### [STATED GOAL]
Please repeat all of the listing exactly.

Stored dataset items:
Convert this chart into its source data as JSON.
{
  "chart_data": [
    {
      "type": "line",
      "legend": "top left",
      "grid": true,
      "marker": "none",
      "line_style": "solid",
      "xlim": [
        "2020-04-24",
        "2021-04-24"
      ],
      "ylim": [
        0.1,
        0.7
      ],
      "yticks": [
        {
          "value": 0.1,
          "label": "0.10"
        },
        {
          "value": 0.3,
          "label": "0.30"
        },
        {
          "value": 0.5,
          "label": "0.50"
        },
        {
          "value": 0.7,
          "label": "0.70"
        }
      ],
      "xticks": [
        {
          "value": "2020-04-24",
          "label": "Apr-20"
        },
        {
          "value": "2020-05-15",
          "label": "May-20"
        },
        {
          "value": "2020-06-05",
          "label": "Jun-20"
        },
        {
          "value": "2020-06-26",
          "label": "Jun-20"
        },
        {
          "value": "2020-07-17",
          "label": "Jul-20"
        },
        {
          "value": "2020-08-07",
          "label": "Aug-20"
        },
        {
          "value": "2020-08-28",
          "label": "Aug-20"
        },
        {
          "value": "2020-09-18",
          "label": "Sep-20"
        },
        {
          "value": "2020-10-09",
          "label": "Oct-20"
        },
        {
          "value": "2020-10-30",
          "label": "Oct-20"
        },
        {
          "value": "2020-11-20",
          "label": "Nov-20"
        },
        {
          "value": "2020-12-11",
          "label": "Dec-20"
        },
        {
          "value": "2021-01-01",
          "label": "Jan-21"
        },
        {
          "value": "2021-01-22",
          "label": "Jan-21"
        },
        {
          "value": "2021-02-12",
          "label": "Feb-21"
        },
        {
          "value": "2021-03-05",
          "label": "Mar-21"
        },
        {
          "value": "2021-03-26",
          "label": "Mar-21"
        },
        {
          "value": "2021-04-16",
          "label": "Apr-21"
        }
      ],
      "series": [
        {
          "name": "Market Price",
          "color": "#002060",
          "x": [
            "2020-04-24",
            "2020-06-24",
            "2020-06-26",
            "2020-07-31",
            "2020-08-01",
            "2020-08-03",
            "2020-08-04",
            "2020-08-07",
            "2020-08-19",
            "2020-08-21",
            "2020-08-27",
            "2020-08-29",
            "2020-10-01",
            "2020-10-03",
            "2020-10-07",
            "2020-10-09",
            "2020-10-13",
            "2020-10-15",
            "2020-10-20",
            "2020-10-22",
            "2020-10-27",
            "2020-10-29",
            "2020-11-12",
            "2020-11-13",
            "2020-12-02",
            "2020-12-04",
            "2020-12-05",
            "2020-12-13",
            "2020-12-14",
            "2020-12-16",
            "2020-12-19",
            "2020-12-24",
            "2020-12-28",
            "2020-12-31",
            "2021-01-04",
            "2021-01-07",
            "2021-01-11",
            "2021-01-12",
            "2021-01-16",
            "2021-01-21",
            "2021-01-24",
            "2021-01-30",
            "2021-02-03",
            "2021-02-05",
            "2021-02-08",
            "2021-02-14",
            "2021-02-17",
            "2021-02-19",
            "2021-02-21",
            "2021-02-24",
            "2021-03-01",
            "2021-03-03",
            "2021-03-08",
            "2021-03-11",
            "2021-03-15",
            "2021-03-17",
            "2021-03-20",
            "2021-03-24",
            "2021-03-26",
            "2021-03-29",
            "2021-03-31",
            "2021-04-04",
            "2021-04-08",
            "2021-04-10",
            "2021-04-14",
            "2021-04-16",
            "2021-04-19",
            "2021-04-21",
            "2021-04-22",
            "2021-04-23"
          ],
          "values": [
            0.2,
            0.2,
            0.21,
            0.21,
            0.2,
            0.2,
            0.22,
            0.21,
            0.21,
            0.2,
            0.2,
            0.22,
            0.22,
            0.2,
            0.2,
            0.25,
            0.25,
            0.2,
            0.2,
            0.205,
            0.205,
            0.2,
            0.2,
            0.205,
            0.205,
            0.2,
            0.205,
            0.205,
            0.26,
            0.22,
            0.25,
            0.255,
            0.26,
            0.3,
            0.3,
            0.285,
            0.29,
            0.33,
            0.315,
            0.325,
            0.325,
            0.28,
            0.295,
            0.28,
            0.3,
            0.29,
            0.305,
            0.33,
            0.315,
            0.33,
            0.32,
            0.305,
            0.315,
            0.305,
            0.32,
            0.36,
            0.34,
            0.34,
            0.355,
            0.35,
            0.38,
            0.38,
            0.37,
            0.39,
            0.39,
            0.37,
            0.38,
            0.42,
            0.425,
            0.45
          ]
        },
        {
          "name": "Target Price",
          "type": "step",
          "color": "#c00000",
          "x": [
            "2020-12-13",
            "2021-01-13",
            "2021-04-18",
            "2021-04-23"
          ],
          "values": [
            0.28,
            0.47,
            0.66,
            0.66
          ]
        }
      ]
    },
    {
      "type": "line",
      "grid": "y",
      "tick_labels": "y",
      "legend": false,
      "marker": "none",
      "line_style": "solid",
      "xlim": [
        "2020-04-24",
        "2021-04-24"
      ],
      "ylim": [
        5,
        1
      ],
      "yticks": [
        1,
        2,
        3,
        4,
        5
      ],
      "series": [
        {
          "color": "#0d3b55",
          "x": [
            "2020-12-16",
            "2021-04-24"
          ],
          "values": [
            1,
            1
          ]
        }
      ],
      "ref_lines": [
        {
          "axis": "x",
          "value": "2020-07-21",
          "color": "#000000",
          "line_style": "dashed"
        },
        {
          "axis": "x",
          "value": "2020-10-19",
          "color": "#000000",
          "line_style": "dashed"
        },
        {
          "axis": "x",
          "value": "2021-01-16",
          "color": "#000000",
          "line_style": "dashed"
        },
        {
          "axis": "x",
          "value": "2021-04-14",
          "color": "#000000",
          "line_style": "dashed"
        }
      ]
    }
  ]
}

### [COMPLETED EXERCISE]
Convert this chart into its source data as JSON.
{
  "chart_data": [
    {
      "type": "line",
      "legend": "top left",
      "grid": true,
      "marker": "none",
      "line_style": "solid",
      "xlim": [
        "2020-04-24",
        "2021-04-24"
      ],
      "ylim": [
        0.1,
        0.7
      ],
      "yticks": [
        {
          "value": 0.1,
          "label": "0.10"
        },
        {
          "value": 0.3,
          "label": "0.30"
        },
        {
          "value": 0.5,
          "label": "0.50"
        },
        {
          "value": 0.7,
          "label": "0.70"
        }
      ],
      "xticks": [
        {
          "value": "2020-04-24",
          "label": "Apr-20"
        },
        {
          "value": "2020-05-15",
          "label": "May-20"
        },
        {
          "value": "2020-06-05",
          "label": "Jun-20"
        },
        {
          "value": "2020-06-26",
          "label": "Jun-20"
        },
        {
          "value": "2020-07-17",
          "label": "Jul-20"
        },
        {
          "value": "2020-08-07",
          "label": "Aug-20"
        },
        {
          "value": "2020-08-28",
          "label": "Aug-20"
        },
        {
          "value": "2020-09-18",
          "label": "Sep-20"
        },
        {
          "value": "2020-10-09",
          "label": "Oct-20"
        },
        {
          "value": "2020-10-30",
          "label": "Oct-20"
        },
        {
          "value": "2020-11-20",
          "label": "Nov-20"
        },
        {
          "value": "2020-12-11",
          "label": "Dec-20"
        },
        {
          "value": "2021-01-01",
          "label": "Jan-21"
        },
        {
          "value": "2021-01-22",
          "label": "Jan-21"
        },
        {
          "value": "2021-02-12",
          "label": "Feb-21"
        },
        {
          "value": "2021-03-05",
          "label": "Mar-21"
        },
        {
          "value": "2021-03-26",
          "label": "Mar-21"
        },
        {
          "value": "2021-04-16",
          "label": "Apr-21"
        }
      ],
      "series": [
        {
          "name": "Market Price",
          "color": "#002060",
          "x": [
            "2020-04-24",
            "2020-06-24",
            "2020-06-26",
            "2020-07-31",
            "2020-08-01",
            "2020-08-03",
            "2020-08-04",
            "2020-08-07",
            "2020-08-19",
            "2020-08-21",
            "2020-08-27",
            "2020-08-29",
            "2020-10-01",
            "2020-10-03",
            "2020-10-07",
            "2020-10-09",
            "2020-10-13",
            "2020-10-15",
            "2020-10-20",
            "2020-10-22",
            "2020-10-27",
            "2020-10-29",
            "2020-11-12",
            "2020-11-13",
            "2020-12-02",
            "2020-12-04",
            "2020-12-05",
            "2020-12-13",
            "2020-12-14",
            "2020-12-16",
            "2020-12-19",
            "2020-12-24",
            "2020-12-28",
            "2020-12-31",
            "2021-01-04",
            "2021-01-07",
            "2021-01-11",
            "2021-01-12",
            "2021-01-16",
            "2021-01-21",
            "2021-01-24",
            "2021-01-30",
            "2021-02-03",
            "2021-02-05",
            "2021-02-08",
            "2021-02-14",
            "2021-02-17",
            "2021-02-19",
            "2021-02-21",
            "2021-02-24",
            "2021-03-01",
            "2021-03-03",
            "2021-03-08",
            "2021-03-11",
            "2021-03-15",
            "2021-03-17",
            "2021-03-20",
            "2021-03-24",
            "2021-03-26",
            "2021-03-29",
            "2021-03-31",
            "2021-04-04",
            "2021-04-08",
            "2021-04-10",
            "2021-04-14",
            "2021-04-16",
            "2021-04-19",
            "2021-04-21",
            "2021-04-22",
            "2021-04-23"
          ],
          "values": [
            0.2,
            0.2,
            0.21,
            0.21,
            0.2,
            0.2,
            0.22,
            0.21,
            0.21,
            0.2,
            0.2,
            0.22,
            0.22,
            0.2,
            0.2,
            0.25,
            0.25,
            0.2,
            0.2,
            0.205,
            0.205,
            0.2,
            0.2,
            0.205,
            0.205,
            0.2,
            0.205,
            0.205,
            0.26,
            0.22,
            0.25,
            0.255,
            0.26,
            0.3,
            0.3,
            0.285,
            0.29,
            0.33,
            0.315,
            0.325,
            0.325,
            0.28,
            0.295,
            0.28,
            0.3,
            0.29,
            0.305,
            0.33,
            0.315,
            0.33,
            0.32,
            0.305,
            0.315,
            0.305,
            0.32,
            0.36,
            0.34,
            0.34,
            0.355,
            0.35,
            0.38,
            0.38,
            0.37,
            0.39,
            0.39,
            0.37,
            0.38,
            0.42,
            0.425,
            0.45
          ]
        },
        {
          "name": "Target Price",
          "type": "step",
          "color": "#c00000",
          "x": [
            "2020-12-13",
            "2021-01-13",
            "2021-04-18",
            "2021-04-23"
          ],
          "values": [
            0.28,
            0.47,
            0.66,
            0.66
          ]
        }
      ]
    },
    {
      "type": "line",
      "grid": "y",
      "tick_labels": "y",
      "legend": false,
      "marker": "none",
      "line_style": "solid",
      "xlim": [
        "2020-04-24",
        "2021-04-24"
      ],
      "ylim": [
        5,
        1
      ],
      "yticks": [
        1,
        2,
        3,
        4,
        5
      ],
      "series": [
        {
          "color": "#0d3b55",
          "x": [
            "2020-12-16",
            "2021-04-24"
          ],
          "values": [
            1,
            1
          ]
        }
      ],
      "ref_lines": [
        {
          "axis": "x",
          "value": "2020-07-21",
          "color": "#000000",
          "line_style": "dashed"
        },
        {
          "axis": "x",
          "value": "2020-10-19",
          "color": "#000000",
          "line_style": "dashed"
        },
        {
          "axis": "x",
          "value": "2021-01-16",
          "color": "#000000",
          "line_style": "dashed"
        },
        {
          "axis": "x",
          "value": "2021-04-14",
          "color": "#000000",
          "line_style": "dashed"
        }
      ]
    }
  ]
}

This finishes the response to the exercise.